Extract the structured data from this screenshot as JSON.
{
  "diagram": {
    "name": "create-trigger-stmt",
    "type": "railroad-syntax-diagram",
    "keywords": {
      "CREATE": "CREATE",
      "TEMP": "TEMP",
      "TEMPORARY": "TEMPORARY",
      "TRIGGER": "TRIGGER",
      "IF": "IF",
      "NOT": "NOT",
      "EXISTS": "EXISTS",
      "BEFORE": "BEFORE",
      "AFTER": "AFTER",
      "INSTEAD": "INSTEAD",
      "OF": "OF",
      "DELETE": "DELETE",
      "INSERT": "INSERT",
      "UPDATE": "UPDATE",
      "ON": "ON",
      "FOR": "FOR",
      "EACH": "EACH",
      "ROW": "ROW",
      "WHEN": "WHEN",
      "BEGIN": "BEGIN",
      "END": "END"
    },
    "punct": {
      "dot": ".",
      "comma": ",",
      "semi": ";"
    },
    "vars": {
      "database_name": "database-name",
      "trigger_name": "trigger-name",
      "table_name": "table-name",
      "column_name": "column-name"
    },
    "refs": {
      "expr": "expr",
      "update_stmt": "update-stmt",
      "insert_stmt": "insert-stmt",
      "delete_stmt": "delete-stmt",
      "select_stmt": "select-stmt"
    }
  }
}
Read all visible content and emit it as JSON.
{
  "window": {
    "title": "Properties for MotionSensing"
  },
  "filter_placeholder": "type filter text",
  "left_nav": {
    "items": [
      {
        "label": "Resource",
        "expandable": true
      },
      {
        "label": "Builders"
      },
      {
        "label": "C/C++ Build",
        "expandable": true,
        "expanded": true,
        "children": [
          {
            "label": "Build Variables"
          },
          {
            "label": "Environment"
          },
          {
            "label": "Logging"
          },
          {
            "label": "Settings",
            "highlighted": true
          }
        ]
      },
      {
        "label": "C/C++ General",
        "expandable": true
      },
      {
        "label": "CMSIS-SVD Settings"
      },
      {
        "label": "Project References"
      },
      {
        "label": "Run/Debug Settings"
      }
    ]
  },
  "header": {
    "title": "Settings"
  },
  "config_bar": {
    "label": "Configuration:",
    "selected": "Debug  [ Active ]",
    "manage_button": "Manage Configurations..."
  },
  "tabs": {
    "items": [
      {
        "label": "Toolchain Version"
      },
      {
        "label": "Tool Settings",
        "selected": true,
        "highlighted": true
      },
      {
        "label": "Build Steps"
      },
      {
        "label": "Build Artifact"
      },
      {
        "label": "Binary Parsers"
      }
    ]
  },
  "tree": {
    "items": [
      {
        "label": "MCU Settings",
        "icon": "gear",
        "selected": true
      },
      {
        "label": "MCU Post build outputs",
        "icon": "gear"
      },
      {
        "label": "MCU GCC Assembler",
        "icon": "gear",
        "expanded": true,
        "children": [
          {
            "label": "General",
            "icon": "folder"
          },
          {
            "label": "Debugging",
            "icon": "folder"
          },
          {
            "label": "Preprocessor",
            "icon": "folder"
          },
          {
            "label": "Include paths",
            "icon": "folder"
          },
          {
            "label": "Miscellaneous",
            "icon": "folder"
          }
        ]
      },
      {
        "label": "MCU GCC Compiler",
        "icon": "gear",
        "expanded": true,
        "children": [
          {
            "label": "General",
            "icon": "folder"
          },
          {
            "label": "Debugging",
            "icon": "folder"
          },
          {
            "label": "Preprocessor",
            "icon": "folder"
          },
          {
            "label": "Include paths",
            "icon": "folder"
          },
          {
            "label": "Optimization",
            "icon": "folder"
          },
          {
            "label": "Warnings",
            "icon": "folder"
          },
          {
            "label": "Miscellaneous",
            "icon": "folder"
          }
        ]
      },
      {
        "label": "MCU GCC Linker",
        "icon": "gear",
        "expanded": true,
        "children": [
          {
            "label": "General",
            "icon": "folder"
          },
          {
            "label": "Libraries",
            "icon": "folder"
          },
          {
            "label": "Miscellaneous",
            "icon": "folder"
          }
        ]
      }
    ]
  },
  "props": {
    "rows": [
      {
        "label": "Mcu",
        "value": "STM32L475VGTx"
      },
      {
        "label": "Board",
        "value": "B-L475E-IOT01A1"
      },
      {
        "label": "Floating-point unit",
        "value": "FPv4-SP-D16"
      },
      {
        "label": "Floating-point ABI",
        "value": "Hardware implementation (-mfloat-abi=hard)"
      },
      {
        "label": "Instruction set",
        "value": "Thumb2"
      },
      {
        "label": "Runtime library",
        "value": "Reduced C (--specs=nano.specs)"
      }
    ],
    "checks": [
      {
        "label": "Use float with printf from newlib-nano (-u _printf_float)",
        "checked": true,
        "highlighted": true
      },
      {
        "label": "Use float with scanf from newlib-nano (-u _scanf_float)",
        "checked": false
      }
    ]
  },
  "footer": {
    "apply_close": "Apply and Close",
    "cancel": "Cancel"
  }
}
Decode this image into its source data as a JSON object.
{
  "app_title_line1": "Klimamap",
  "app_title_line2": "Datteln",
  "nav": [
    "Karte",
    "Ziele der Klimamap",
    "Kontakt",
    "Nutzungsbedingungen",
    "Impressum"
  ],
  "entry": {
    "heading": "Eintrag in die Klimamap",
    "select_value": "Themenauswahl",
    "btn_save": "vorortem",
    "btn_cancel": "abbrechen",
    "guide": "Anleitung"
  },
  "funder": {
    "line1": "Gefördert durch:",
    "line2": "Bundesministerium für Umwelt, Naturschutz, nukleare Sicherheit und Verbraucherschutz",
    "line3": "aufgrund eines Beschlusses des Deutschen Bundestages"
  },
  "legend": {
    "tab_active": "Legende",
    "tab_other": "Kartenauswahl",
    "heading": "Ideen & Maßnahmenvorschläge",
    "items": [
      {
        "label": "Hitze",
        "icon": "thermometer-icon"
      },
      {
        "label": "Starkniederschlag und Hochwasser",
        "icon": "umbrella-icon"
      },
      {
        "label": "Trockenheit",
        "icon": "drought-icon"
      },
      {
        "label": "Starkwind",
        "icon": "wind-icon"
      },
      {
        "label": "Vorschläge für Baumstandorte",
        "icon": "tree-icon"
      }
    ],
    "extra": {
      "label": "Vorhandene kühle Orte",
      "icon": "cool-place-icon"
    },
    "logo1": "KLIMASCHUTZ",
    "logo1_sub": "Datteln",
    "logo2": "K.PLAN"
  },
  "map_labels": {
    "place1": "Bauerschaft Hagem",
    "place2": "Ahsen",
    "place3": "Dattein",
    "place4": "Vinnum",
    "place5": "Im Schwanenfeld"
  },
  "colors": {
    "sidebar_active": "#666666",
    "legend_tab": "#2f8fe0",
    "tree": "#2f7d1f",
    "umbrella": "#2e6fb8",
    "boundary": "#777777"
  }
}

::::::

AIM OF THE EXERCISE
From the records above, how many lines include the word "this"? Only the number is wanted.

COMPLETED EXERCISE
2